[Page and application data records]
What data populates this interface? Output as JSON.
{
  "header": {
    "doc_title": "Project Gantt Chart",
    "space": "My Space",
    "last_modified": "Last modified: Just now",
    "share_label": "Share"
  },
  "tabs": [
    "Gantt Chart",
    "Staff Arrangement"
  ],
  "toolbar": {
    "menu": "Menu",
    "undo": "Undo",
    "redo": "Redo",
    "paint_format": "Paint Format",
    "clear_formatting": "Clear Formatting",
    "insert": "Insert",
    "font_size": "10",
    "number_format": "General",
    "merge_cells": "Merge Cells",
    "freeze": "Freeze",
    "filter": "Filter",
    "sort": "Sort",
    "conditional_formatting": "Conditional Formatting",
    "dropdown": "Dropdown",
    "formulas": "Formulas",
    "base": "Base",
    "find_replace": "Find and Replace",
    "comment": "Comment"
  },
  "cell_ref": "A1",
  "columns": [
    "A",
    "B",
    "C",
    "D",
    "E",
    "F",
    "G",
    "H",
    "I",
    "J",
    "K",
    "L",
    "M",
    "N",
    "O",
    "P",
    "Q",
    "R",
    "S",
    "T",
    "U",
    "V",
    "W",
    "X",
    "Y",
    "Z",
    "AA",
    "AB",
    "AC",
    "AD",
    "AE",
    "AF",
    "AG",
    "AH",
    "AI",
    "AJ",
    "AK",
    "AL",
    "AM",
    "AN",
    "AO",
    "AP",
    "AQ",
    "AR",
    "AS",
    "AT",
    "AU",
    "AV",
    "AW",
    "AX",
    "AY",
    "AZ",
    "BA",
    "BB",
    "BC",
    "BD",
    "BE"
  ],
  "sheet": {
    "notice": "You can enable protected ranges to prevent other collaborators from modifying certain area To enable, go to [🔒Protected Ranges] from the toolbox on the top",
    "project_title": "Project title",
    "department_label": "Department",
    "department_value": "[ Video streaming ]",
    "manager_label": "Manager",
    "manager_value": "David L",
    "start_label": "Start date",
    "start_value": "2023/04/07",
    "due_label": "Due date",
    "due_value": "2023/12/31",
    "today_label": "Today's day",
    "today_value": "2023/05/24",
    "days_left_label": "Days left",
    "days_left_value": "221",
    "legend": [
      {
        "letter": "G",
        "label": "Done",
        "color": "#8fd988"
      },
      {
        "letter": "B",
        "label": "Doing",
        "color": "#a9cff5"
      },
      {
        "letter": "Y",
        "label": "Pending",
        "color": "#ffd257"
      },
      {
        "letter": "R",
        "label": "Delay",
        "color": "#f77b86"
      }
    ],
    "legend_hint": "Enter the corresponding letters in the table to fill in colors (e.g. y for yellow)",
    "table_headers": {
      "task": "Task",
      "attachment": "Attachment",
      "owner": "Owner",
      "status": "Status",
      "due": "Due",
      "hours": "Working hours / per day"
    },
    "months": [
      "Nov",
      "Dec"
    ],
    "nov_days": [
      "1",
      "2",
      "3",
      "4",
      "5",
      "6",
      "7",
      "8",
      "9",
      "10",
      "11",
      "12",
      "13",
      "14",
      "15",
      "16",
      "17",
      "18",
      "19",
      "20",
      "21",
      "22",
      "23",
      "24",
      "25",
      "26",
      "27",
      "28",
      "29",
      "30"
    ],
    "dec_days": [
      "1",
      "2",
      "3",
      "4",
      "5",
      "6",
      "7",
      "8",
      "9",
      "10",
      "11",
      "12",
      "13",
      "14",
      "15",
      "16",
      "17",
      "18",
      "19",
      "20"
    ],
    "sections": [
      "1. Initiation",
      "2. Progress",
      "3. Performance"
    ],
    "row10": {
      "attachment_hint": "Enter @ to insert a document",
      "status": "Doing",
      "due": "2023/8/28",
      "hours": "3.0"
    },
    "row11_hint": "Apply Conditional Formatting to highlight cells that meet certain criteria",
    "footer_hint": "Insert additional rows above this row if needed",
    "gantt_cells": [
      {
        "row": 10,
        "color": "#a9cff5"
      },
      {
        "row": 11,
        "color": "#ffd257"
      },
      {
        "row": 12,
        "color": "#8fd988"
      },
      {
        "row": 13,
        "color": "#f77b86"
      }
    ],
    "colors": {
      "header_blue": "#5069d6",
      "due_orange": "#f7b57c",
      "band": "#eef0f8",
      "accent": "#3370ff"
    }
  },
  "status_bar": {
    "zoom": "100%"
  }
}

== Exercise goal ==
Copy every record verbatim.

== Answer section ==
What data populates this interface? Output as JSON.
{
  "header": {
    "doc_title": "Project Gantt Chart",
    "space": "My Space",
    "last_modified": "Last modified: Just now",
    "share_label": "Share"
  },
  "tabs": [
    "Gantt Chart",
    "Staff Arrangement"
  ],
  "toolbar": {
    "menu": "Menu",
    "undo": "Undo",
    "redo": "Redo",
    "paint_format": "Paint Format",
    "clear_formatting": "Clear Formatting",
    "insert": "Insert",
    "font_size": "10",
    "number_format": "General",
    "merge_cells": "Merge Cells",
    "freeze": "Freeze",
    "filter": "Filter",
    "sort": "Sort",
    "conditional_formatting": "Conditional Formatting",
    "dropdown": "Dropdown",
    "formulas": "Formulas",
    "base": "Base",
    "find_replace": "Find and Replace",
    "comment": "Comment"
  },
  "cell_ref": "A1",
  "columns": [
    "A",
    "B",
    "C",
    "D",
    "E",
    "F",
    "G",
    "H",
    "I",
    "J",
    "K",
    "L",
    "M",
    "N",
    "O",
    "P",
    "Q",
    "R",
    "S",
    "T",
    "U",
    "V",
    "W",
    "X",
    "Y",
    "Z",
    "AA",
    "AB",
    "AC",
    "AD",
    "AE",
    "AF",
    "AG",
    "AH",
    "AI",
    "AJ",
    "AK",
    "AL",
    "AM",
    "AN",
    "AO",
    "AP",
    "AQ",
    "AR",
    "AS",
    "AT",
    "AU",
    "AV",
    "AW",
    "AX",
    "AY",
    "AZ",
    "BA",
    "BB",
    "BC",
    "BD",
    "BE"
  ],
  "sheet": {
    "notice": "You can enable protected ranges to prevent other collaborators from modifying certain area To enable, go to [🔒Protected Ranges] from the toolbox on the top",
    "project_title": "Project title",
    "department_label": "Department",
    "department_value": "[ Video streaming ]",
    "manager_label": "Manager",
    "manager_value": "David L",
    "start_label": "Start date",
    "start_value": "2023/04/07",
    "due_label": "Due date",
    "due_value": "2023/12/31",
    "today_label": "Today's day",
    "today_value": "2023/05/24",
    "days_left_label": "Days left",
    "days_left_value": "221",
    "legend": [
      {
        "letter": "G",
        "label": "Done",
        "color": "#8fd988"
      },
      {
        "letter": "B",
        "label": "Doing",
        "color": "#a9cff5"
      },
      {
        "letter": "Y",
        "label": "Pending",
        "color": "#ffd257"
      },
      {
        "letter": "R",
        "label": "Delay",
        "color": "#f77b86"
      }
    ],
    "legend_hint": "Enter the corresponding letters in the table to fill in colors (e.g. y for yellow)",
    "table_headers": {
      "task": "Task",
      "attachment": "Attachment",
      "owner": "Owner",
      "status": "Status",
      "due": "Due",
      "hours": "Working hours / per day"
    },
    "months": [
      "Nov",
      "Dec"
    ],
    "nov_days": [
      "1",
      "2",
      "3",
      "4",
      "5",
      "6",
      "7",
      "8",
      "9",
      "10",
      "11",
      "12",
      "13",
      "14",
      "15",
      "16",
      "17",
      "18",
      "19",
      "20",
      "21",
      "22",
      "23",
      "24",
      "25",
      "26",
      "27",
      "28",
      "29",
      "30"
    ],
    "dec_days": [
      "1",
      "2",
      "3",
      "4",
      "5",
      "6",
      "7",
      "8",
      "9",
      "10",
      "11",
      "12",
      "13",
      "14",
      "15",
      "16",
      "17",
      "18",
      "19",
      "20"
    ],
    "sections": [
      "1. Initiation",
      "2. Progress",
      "3. Performance"
    ],
    "row10": {
      "attachment_hint": "Enter @ to insert a document",
      "status": "Doing",
      "due": "2023/8/28",
      "hours": "3.0"
    },
    "row11_hint": "Apply Conditional Formatting to highlight cells that meet certain criteria",
    "footer_hint": "Insert additional rows above this row if needed",
    "gantt_cells": [
      {
        "row": 10,
        "color": "#a9cff5"
      },
      {
        "row": 11,
        "color": "#ffd257"
      },
      {
        "row": 12,
        "color": "#8fd988"
      },
      {
        "row": 13,
        "color": "#f77b86"
      }
    ],
    "colors": {
      "header_blue": "#5069d6",
      "due_orange": "#f7b57c",
      "band": "#eef0f8",
      "accent": "#3370ff"
    }
  },
  "status_bar": {
    "zoom": "100%"
  }
}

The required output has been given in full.